§ **Your goal**:
Below, find each line holding "JSON" and state how many there are, using the number alone.

--- start of Data to use ---

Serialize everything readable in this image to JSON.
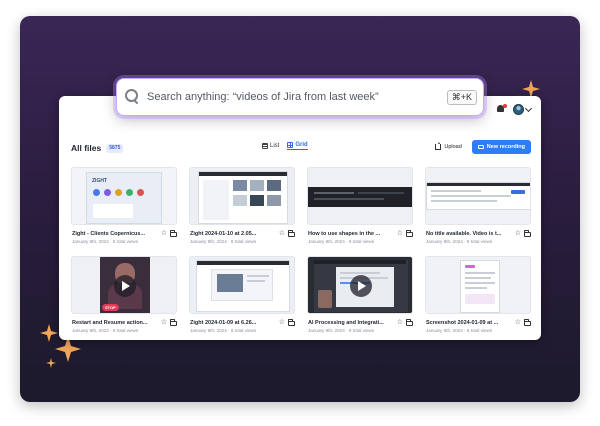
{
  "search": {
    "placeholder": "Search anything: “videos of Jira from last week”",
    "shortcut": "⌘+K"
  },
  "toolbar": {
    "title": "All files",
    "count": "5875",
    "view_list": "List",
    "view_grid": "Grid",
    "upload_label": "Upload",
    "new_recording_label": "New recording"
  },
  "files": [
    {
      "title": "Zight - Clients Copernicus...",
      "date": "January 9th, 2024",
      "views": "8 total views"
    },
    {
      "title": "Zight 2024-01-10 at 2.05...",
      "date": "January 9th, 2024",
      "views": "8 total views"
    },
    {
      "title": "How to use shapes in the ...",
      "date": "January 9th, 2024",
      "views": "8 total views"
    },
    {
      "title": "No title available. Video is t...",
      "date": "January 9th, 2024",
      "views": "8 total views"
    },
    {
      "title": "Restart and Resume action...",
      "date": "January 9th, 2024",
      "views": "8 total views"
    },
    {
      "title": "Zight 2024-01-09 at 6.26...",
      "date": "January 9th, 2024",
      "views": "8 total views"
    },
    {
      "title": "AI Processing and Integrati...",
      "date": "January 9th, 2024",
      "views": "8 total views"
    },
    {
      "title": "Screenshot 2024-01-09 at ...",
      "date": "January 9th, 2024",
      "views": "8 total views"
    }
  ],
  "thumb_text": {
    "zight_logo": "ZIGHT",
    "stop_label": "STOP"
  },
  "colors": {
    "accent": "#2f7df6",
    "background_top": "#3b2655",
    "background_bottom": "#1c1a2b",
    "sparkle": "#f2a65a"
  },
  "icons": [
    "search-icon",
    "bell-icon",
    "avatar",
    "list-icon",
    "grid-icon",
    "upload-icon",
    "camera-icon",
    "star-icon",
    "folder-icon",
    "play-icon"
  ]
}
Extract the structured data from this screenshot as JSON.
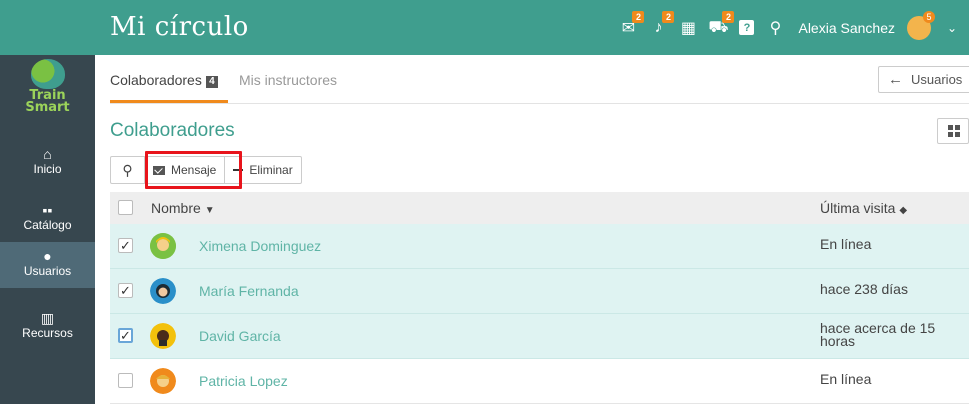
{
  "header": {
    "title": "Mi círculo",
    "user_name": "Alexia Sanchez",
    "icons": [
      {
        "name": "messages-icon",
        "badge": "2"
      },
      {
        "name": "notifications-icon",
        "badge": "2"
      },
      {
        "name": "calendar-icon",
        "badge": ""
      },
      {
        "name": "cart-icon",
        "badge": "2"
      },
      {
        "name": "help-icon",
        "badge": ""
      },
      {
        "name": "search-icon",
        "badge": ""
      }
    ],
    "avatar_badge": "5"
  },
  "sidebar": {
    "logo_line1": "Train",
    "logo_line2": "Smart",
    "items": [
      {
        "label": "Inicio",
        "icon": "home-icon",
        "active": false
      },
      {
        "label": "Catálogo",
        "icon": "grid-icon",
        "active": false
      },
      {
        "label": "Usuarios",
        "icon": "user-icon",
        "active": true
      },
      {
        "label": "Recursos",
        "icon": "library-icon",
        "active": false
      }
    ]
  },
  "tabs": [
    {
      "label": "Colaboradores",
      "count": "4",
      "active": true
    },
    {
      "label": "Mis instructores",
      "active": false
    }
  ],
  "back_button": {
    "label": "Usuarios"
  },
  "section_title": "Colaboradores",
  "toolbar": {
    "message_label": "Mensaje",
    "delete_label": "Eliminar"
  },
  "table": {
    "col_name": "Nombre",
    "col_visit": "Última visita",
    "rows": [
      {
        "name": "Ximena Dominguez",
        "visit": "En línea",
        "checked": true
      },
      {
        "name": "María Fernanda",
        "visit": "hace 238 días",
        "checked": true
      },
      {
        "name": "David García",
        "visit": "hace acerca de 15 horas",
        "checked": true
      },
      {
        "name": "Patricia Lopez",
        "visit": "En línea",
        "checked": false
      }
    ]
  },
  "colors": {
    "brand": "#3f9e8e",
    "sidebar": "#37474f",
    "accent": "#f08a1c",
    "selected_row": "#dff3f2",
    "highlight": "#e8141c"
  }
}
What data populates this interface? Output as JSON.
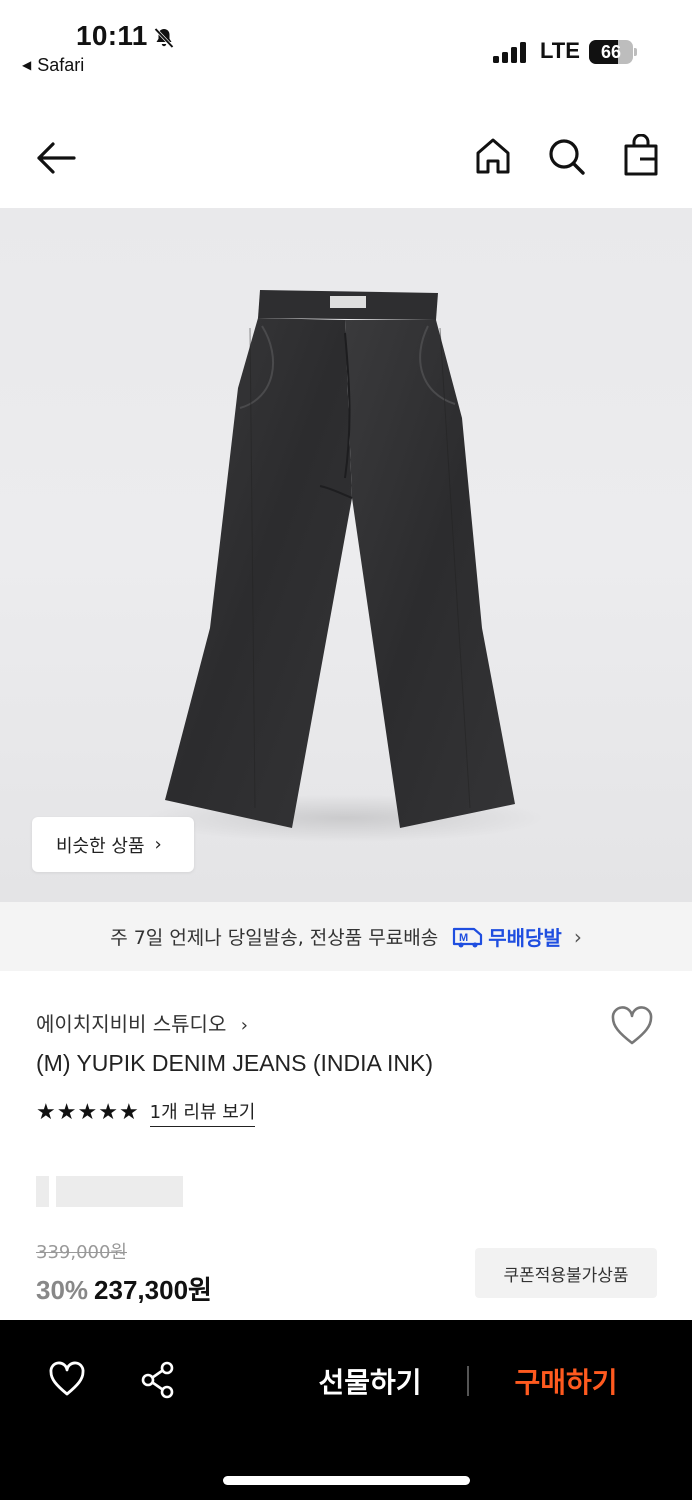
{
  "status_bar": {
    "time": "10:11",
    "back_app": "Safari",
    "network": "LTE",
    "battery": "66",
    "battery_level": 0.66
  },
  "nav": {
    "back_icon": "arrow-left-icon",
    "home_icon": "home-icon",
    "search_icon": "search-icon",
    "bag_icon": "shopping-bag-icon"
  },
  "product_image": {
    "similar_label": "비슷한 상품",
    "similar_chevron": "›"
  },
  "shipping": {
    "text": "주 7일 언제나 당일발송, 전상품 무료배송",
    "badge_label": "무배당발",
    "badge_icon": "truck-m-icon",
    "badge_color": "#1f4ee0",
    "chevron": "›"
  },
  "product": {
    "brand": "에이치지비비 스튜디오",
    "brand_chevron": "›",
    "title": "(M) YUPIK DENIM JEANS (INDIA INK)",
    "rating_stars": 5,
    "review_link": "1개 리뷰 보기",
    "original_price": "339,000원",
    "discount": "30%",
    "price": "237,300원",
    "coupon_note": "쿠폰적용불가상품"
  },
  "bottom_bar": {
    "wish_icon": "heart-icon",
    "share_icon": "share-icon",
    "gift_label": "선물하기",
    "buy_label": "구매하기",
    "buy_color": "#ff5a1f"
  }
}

--- end of Data to use ---

§ **Problem solution**:
3